— begin MATERIAL —

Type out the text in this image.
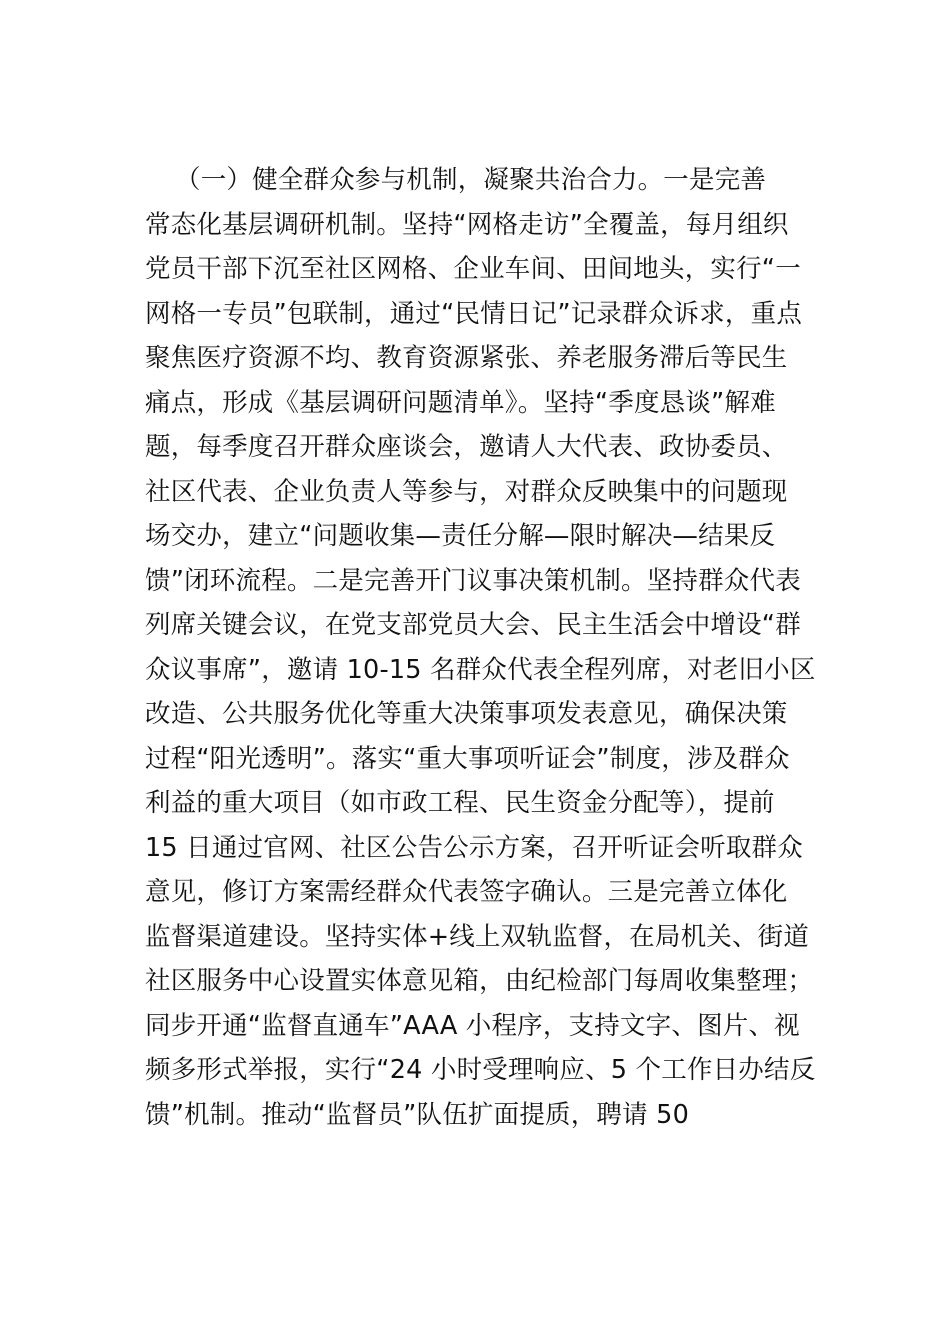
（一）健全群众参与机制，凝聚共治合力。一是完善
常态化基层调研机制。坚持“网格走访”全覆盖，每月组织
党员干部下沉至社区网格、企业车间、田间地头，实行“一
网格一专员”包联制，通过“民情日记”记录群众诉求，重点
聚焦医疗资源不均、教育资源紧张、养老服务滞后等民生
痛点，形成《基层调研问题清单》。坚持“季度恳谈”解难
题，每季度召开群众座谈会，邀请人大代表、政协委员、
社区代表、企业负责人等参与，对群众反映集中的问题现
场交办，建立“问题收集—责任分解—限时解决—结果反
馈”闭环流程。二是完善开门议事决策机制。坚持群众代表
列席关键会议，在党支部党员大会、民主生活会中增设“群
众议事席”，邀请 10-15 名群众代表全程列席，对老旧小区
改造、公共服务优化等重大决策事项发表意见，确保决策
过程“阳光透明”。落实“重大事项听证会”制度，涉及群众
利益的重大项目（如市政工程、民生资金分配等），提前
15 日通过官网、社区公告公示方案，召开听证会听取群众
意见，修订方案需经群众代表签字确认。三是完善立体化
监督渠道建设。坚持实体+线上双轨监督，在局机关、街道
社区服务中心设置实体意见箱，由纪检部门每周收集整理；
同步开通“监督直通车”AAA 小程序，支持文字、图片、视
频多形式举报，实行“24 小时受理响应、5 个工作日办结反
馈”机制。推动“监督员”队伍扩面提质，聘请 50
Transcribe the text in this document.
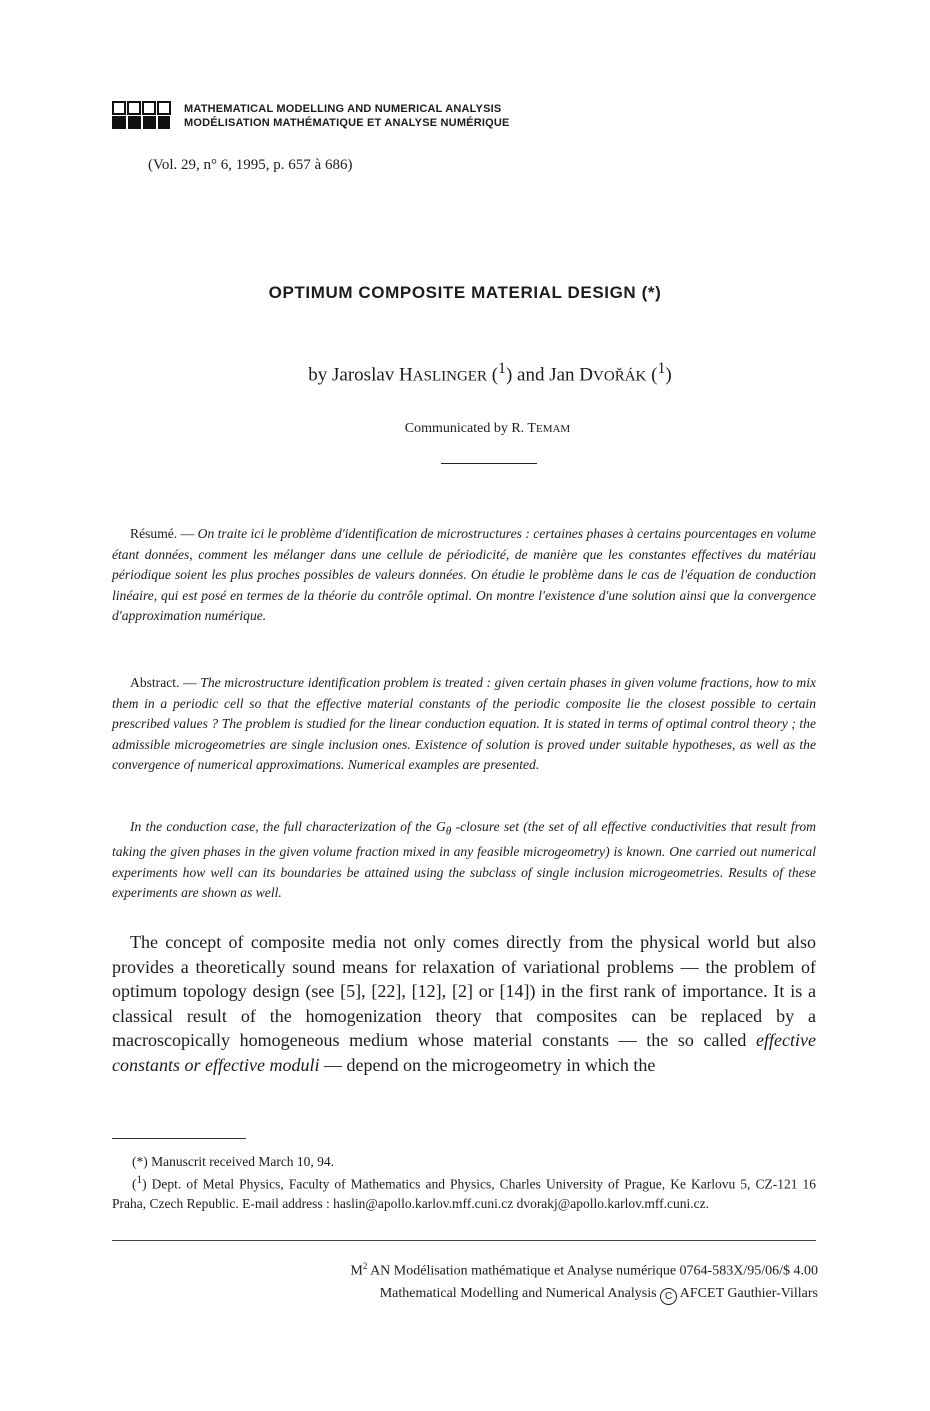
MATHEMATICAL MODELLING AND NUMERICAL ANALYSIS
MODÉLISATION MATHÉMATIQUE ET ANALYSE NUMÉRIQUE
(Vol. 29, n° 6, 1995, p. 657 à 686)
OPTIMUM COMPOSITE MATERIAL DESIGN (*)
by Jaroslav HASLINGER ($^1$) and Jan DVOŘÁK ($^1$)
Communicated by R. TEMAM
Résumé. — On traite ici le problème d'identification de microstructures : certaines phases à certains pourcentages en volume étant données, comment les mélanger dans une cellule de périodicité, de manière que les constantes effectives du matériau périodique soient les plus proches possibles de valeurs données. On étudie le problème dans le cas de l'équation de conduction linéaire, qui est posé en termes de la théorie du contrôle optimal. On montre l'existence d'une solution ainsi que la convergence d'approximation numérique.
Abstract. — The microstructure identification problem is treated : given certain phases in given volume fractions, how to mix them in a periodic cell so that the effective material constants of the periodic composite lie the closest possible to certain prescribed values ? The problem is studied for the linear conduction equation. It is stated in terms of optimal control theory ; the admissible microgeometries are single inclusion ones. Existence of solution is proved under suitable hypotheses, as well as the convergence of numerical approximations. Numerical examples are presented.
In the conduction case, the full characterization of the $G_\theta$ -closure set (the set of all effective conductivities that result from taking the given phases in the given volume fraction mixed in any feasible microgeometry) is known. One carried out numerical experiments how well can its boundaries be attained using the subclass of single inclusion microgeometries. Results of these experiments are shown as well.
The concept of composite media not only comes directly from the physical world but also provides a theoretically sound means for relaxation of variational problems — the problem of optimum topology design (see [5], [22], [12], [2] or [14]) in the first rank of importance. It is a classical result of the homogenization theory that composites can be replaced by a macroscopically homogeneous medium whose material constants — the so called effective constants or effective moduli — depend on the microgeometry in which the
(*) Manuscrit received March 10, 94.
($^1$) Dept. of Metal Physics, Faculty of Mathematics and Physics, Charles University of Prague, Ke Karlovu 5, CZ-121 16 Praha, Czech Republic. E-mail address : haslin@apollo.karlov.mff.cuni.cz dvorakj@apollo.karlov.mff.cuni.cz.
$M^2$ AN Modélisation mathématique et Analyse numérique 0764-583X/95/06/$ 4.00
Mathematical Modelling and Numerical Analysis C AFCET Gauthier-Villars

— end MATERIAL —

● EXERCISE AIM
Say how many lines in the entries contain the string "text", and say nothing else.

● FINISHED EXERCISE
2